──────── Data for the task

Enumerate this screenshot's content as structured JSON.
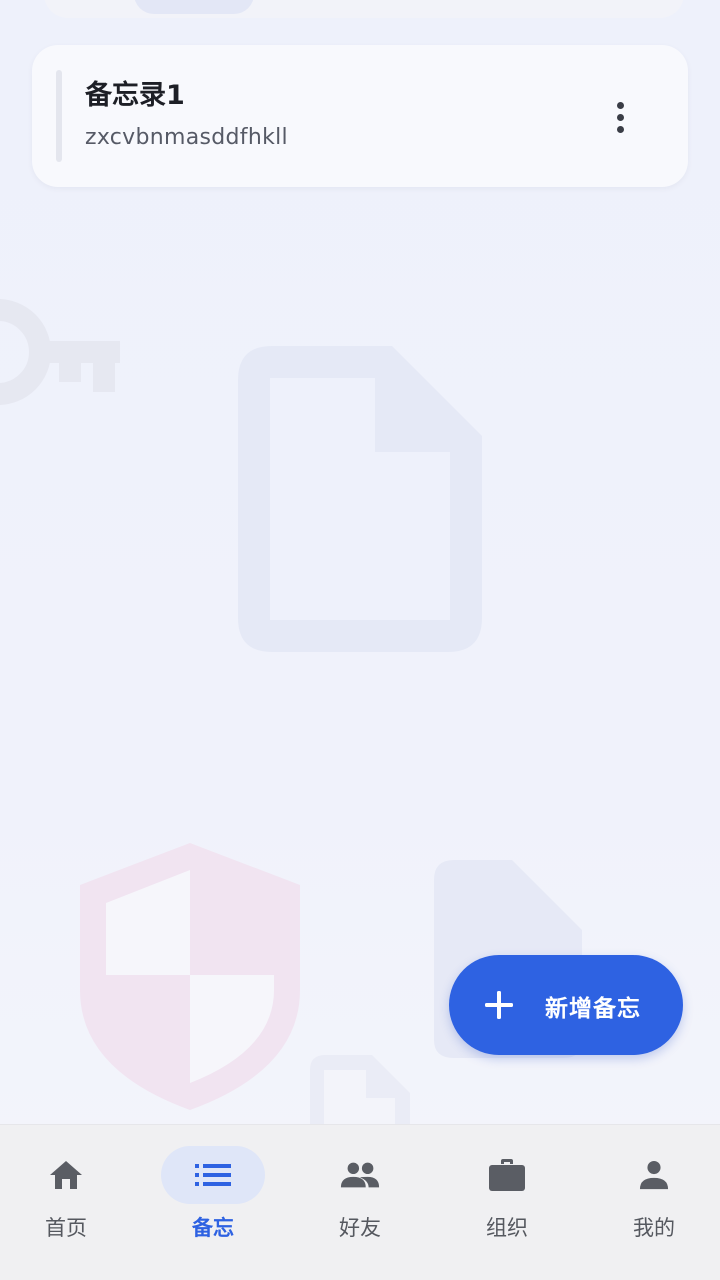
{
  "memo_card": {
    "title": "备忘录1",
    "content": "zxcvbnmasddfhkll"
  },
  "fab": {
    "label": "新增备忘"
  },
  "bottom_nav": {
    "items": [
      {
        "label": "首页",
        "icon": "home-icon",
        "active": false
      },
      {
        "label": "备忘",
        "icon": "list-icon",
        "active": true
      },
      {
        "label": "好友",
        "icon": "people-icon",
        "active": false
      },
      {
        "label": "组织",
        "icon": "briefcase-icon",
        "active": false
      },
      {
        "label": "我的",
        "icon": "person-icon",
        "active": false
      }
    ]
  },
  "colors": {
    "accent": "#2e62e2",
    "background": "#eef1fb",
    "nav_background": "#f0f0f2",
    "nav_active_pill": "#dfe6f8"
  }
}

────────────────

■ Objective ■
Quote the data above in full and without alteration; skip the pictures.

■ Solution below ■
Enumerate this screenshot's content as structured JSON.
{
  "memo_card": {
    "title": "备忘录1",
    "content": "zxcvbnmasddfhkll"
  },
  "fab": {
    "label": "新增备忘"
  },
  "bottom_nav": {
    "items": [
      {
        "label": "首页",
        "icon": "home-icon",
        "active": false
      },
      {
        "label": "备忘",
        "icon": "list-icon",
        "active": true
      },
      {
        "label": "好友",
        "icon": "people-icon",
        "active": false
      },
      {
        "label": "组织",
        "icon": "briefcase-icon",
        "active": false
      },
      {
        "label": "我的",
        "icon": "person-icon",
        "active": false
      }
    ]
  },
  "colors": {
    "accent": "#2e62e2",
    "background": "#eef1fb",
    "nav_background": "#f0f0f2",
    "nav_active_pill": "#dfe6f8"
  }
}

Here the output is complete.